Write the material out again in full, exactly.
━━━━━ Supplied data ━━━━━
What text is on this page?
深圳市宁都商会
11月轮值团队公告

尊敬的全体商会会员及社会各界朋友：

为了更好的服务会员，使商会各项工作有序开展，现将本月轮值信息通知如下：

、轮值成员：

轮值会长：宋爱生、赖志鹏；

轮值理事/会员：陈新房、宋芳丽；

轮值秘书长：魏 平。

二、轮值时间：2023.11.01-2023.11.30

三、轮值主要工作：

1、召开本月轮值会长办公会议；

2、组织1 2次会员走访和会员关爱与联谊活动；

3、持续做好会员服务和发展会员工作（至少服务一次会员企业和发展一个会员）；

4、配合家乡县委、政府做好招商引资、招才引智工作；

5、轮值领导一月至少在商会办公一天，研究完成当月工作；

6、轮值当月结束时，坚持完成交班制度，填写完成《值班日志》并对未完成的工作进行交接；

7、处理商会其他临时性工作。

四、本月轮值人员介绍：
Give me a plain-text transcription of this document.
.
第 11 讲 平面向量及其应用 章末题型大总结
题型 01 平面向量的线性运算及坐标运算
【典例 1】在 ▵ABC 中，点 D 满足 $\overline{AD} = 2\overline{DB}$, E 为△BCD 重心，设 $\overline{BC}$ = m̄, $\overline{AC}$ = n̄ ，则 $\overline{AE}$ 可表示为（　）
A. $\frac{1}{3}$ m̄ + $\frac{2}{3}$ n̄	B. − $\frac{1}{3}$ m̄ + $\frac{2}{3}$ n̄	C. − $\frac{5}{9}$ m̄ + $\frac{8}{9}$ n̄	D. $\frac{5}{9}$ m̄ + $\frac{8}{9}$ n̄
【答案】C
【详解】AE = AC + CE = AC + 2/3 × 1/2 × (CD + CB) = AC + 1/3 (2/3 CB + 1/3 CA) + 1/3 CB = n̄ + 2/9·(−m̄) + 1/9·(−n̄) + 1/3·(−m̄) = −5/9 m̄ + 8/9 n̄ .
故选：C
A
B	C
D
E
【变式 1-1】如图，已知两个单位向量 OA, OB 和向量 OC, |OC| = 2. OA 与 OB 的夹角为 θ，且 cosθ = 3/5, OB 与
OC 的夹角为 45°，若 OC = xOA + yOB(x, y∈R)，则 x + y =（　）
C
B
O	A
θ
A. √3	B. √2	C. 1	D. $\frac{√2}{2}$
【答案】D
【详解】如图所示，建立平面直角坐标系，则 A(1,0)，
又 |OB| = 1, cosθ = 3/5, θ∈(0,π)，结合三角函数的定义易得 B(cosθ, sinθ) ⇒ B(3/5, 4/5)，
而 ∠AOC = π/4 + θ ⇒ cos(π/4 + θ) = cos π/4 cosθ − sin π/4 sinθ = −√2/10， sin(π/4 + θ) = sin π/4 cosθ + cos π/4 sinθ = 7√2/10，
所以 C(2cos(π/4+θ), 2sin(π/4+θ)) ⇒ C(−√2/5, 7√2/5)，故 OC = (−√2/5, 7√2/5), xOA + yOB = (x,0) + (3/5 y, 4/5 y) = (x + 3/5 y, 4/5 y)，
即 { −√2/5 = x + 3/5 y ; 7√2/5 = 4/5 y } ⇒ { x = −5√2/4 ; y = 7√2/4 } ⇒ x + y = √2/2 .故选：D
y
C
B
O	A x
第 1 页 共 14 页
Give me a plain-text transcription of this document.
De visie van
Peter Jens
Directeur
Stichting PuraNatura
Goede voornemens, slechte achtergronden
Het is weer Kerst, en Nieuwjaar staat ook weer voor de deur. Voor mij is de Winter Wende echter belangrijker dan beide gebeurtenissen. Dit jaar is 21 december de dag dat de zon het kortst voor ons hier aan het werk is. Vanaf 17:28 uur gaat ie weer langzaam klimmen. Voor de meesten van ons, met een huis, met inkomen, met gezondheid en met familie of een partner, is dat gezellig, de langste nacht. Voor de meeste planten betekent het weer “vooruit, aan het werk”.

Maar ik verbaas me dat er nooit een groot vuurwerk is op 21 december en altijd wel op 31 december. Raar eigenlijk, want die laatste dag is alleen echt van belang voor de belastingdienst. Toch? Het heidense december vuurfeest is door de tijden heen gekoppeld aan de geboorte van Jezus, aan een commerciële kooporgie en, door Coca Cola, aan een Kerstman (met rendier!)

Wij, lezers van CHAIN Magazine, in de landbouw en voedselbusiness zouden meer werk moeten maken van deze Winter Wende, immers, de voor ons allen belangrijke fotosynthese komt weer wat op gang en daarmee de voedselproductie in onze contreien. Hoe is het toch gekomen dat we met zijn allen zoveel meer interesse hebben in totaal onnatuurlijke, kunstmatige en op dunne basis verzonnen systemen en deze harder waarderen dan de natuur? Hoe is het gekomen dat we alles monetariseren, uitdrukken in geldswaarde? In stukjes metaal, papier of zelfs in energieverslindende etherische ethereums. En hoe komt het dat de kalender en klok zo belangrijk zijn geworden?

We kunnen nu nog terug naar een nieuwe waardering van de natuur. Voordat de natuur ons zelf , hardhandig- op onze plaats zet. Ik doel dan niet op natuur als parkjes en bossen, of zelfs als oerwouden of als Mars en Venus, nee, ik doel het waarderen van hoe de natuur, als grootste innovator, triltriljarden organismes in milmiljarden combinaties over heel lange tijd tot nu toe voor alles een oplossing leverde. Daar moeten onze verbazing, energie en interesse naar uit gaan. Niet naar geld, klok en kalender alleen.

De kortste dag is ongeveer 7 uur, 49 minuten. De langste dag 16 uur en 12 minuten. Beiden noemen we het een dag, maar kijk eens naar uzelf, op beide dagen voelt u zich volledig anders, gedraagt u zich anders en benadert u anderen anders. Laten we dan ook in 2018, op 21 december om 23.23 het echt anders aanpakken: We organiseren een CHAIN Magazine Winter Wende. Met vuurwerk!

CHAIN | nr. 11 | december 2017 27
━━━━━
**Finished exercise**
What text is on this page?
深圳市宁都商会
11月轮值团队公告

尊敬的全体商会会员及社会各界朋友：

为了更好的服务会员，使商会各项工作有序开展，现将本月轮值信息通知如下：

、轮值成员：

轮值会长：宋爱生、赖志鹏；

轮值理事/会员：陈新房、宋芳丽；

轮值秘书长：魏 平。

二、轮值时间：2023.11.01-2023.11.30

三、轮值主要工作：

1、召开本月轮值会长办公会议；

2、组织1 2次会员走访和会员关爱与联谊活动；

3、持续做好会员服务和发展会员工作（至少服务一次会员企业和发展一个会员）；

4、配合家乡县委、政府做好招商引资、招才引智工作；

5、轮值领导一月至少在商会办公一天，研究完成当月工作；

6、轮值当月结束时，坚持完成交班制度，填写完成《值班日志》并对未完成的工作进行交接；

7、处理商会其他临时性工作。

四、本月轮值人员介绍：
Give me a plain-text transcription of this document.
.
第 11 讲 平面向量及其应用 章末题型大总结
题型 01 平面向量的线性运算及坐标运算
【典例 1】在 ▵ABC 中，点 D 满足 $\overline{AD} = 2\overline{DB}$, E 为△BCD 重心，设 $\overline{BC}$ = m̄, $\overline{AC}$ = n̄ ，则 $\overline{AE}$ 可表示为（　）
A. $\frac{1}{3}$ m̄ + $\frac{2}{3}$ n̄	B. − $\frac{1}{3}$ m̄ + $\frac{2}{3}$ n̄	C. − $\frac{5}{9}$ m̄ + $\frac{8}{9}$ n̄	D. $\frac{5}{9}$ m̄ + $\frac{8}{9}$ n̄
【答案】C
【详解】AE = AC + CE = AC + 2/3 × 1/2 × (CD + CB) = AC + 1/3 (2/3 CB + 1/3 CA) + 1/3 CB = n̄ + 2/9·(−m̄) + 1/9·(−n̄) + 1/3·(−m̄) = −5/9 m̄ + 8/9 n̄ .
故选：C
A
B	C
D
E
【变式 1-1】如图，已知两个单位向量 OA, OB 和向量 OC, |OC| = 2. OA 与 OB 的夹角为 θ，且 cosθ = 3/5, OB 与
OC 的夹角为 45°，若 OC = xOA + yOB(x, y∈R)，则 x + y =（　）
C
B
O	A
θ
A. √3	B. √2	C. 1	D. $\frac{√2}{2}$
【答案】D
【详解】如图所示，建立平面直角坐标系，则 A(1,0)，
又 |OB| = 1, cosθ = 3/5, θ∈(0,π)，结合三角函数的定义易得 B(cosθ, sinθ) ⇒ B(3/5, 4/5)，
而 ∠AOC = π/4 + θ ⇒ cos(π/4 + θ) = cos π/4 cosθ − sin π/4 sinθ = −√2/10， sin(π/4 + θ) = sin π/4 cosθ + cos π/4 sinθ = 7√2/10，
所以 C(2cos(π/4+θ), 2sin(π/4+θ)) ⇒ C(−√2/5, 7√2/5)，故 OC = (−√2/5, 7√2/5), xOA + yOB = (x,0) + (3/5 y, 4/5 y) = (x + 3/5 y, 4/5 y)，
即 { −√2/5 = x + 3/5 y ; 7√2/5 = 4/5 y } ⇒ { x = −5√2/4 ; y = 7√2/4 } ⇒ x + y = √2/2 .故选：D
y
C
B
O	A x
第 1 页 共 14 页
Give me a plain-text transcription of this document.
De visie van
Peter Jens
Directeur
Stichting PuraNatura
Goede voornemens, slechte achtergronden
Het is weer Kerst, en Nieuwjaar staat ook weer voor de deur. Voor mij is de Winter Wende echter belangrijker dan beide gebeurtenissen. Dit jaar is 21 december de dag dat de zon het kortst voor ons hier aan het werk is. Vanaf 17:28 uur gaat ie weer langzaam klimmen. Voor de meesten van ons, met een huis, met inkomen, met gezondheid en met familie of een partner, is dat gezellig, de langste nacht. Voor de meeste planten betekent het weer “vooruit, aan het werk”.

Maar ik verbaas me dat er nooit een groot vuurwerk is op 21 december en altijd wel op 31 december. Raar eigenlijk, want die laatste dag is alleen echt van belang voor de belastingdienst. Toch? Het heidense december vuurfeest is door de tijden heen gekoppeld aan de geboorte van Jezus, aan een commerciële kooporgie en, door Coca Cola, aan een Kerstman (met rendier!)

Wij, lezers van CHAIN Magazine, in de landbouw en voedselbusiness zouden meer werk moeten maken van deze Winter Wende, immers, de voor ons allen belangrijke fotosynthese komt weer wat op gang en daarmee de voedselproductie in onze contreien. Hoe is het toch gekomen dat we met zijn allen zoveel meer interesse hebben in totaal onnatuurlijke, kunstmatige en op dunne basis verzonnen systemen en deze harder waarderen dan de natuur? Hoe is het gekomen dat we alles monetariseren, uitdrukken in geldswaarde? In stukjes metaal, papier of zelfs in energieverslindende etherische ethereums. En hoe komt het dat de kalender en klok zo belangrijk zijn geworden?

We kunnen nu nog terug naar een nieuwe waardering van de natuur. Voordat de natuur ons zelf , hardhandig- op onze plaats zet. Ik doel dan niet op natuur als parkjes en bossen, of zelfs als oerwouden of als Mars en Venus, nee, ik doel het waarderen van hoe de natuur, als grootste innovator, triltriljarden organismes in milmiljarden combinaties over heel lange tijd tot nu toe voor alles een oplossing leverde. Daar moeten onze verbazing, energie en interesse naar uit gaan. Niet naar geld, klok en kalender alleen.

De kortste dag is ongeveer 7 uur, 49 minuten. De langste dag 16 uur en 12 minuten. Beiden noemen we het een dag, maar kijk eens naar uzelf, op beide dagen voelt u zich volledig anders, gedraagt u zich anders en benadert u anderen anders. Laten we dan ook in 2018, op 21 december om 23.23 het echt anders aanpakken: We organiseren een CHAIN Magazine Winter Wende. Met vuurwerk!

CHAIN | nr. 11 | december 2017 27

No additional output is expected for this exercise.